WHAT IS NEEDED:
What number of lines hold the word "true"? State that number and nothing besides.

RECORD EXTRACTS:
-------------------------
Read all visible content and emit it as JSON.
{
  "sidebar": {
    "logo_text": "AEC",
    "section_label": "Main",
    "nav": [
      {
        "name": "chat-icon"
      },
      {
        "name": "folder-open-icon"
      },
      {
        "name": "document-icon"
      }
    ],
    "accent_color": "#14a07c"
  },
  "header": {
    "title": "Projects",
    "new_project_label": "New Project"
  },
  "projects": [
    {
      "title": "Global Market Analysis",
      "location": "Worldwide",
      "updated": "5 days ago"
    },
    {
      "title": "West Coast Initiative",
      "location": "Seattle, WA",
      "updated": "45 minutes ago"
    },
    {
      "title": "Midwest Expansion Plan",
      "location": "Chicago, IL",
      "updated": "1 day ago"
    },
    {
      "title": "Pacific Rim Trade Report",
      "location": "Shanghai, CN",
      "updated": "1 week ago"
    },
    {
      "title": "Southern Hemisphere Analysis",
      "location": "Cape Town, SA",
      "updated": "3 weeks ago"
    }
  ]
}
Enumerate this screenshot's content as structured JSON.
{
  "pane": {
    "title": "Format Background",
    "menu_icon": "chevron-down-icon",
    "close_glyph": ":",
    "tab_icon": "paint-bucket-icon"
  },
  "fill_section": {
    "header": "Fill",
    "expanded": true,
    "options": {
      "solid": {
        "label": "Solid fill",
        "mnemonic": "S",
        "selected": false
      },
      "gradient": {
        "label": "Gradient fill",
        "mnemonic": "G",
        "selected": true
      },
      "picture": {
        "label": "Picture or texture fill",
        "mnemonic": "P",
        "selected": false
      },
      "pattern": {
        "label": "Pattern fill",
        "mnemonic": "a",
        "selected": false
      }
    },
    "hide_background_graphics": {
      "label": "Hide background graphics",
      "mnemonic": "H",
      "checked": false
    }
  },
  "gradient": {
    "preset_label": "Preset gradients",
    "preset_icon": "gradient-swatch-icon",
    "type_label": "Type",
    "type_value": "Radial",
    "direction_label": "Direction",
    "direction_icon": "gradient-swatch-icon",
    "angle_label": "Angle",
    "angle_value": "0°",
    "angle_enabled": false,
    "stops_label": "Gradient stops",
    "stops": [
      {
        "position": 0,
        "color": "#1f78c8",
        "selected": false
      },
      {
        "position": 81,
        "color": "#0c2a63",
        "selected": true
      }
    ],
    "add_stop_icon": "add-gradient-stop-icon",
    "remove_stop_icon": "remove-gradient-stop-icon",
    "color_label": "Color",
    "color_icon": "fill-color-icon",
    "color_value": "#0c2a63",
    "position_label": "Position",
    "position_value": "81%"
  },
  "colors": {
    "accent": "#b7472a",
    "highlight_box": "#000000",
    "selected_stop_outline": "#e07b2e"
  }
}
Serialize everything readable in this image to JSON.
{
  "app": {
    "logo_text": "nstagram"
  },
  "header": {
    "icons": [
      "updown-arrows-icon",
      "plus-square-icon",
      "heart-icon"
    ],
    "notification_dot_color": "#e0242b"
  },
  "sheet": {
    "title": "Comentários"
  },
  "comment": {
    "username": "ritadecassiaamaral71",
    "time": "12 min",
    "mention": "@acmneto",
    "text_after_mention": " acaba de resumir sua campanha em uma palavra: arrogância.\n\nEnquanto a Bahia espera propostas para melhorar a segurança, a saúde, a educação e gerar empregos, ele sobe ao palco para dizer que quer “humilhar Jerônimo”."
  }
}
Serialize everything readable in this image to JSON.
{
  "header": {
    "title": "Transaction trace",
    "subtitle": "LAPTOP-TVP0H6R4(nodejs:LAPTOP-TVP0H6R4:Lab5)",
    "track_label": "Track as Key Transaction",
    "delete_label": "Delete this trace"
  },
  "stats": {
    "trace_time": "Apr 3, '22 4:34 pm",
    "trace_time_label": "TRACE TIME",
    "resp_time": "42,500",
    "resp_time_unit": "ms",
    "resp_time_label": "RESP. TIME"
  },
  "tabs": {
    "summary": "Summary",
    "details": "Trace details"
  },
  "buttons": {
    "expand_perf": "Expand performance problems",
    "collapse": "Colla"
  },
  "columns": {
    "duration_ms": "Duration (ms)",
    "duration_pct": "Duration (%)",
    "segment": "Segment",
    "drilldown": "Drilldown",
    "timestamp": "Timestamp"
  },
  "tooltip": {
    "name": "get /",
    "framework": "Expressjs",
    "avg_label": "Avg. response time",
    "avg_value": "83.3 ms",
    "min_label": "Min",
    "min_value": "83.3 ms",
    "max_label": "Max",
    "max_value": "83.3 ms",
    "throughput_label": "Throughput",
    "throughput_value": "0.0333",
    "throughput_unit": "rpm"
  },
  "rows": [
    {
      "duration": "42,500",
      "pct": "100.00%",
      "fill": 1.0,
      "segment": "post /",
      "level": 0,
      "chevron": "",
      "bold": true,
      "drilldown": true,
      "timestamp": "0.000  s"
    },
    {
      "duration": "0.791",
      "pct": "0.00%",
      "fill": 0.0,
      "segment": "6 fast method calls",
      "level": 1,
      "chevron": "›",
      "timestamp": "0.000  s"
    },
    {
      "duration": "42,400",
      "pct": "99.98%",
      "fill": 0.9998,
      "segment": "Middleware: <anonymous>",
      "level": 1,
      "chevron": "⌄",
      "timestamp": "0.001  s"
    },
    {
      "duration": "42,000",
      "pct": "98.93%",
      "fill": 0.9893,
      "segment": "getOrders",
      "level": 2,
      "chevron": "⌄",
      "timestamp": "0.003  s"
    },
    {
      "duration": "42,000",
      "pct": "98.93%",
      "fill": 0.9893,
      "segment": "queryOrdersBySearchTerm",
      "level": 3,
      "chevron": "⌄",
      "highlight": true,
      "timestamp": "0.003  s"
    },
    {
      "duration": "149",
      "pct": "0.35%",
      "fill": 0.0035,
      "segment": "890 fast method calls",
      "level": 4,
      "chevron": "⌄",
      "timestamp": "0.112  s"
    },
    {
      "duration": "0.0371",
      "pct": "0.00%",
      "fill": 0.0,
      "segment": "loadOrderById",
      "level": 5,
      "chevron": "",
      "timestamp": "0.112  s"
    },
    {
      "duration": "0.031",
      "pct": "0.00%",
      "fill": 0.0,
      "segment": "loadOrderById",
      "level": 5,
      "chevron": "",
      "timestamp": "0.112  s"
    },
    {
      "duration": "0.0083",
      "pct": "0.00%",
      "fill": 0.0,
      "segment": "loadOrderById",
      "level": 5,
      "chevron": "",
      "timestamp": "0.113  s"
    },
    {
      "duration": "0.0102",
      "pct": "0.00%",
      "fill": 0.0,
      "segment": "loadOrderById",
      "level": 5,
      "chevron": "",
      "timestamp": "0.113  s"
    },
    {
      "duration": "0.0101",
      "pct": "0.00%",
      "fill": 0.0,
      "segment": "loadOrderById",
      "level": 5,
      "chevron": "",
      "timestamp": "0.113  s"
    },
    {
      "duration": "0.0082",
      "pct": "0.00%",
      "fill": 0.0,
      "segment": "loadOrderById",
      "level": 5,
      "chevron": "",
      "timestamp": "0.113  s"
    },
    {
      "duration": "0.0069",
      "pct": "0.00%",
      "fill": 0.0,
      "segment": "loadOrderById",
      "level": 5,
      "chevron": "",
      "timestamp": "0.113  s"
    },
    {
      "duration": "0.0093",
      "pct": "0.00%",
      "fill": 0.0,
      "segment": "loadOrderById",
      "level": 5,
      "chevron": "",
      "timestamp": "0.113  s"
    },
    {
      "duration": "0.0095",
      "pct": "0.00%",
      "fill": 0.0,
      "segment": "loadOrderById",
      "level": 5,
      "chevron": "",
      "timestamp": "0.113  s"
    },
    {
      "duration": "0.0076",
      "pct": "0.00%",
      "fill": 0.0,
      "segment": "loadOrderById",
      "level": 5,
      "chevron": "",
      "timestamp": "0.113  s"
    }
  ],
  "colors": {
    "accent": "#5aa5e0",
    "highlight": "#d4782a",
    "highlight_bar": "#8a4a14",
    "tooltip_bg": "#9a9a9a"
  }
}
-------------------------
TASK RESPONSE:
6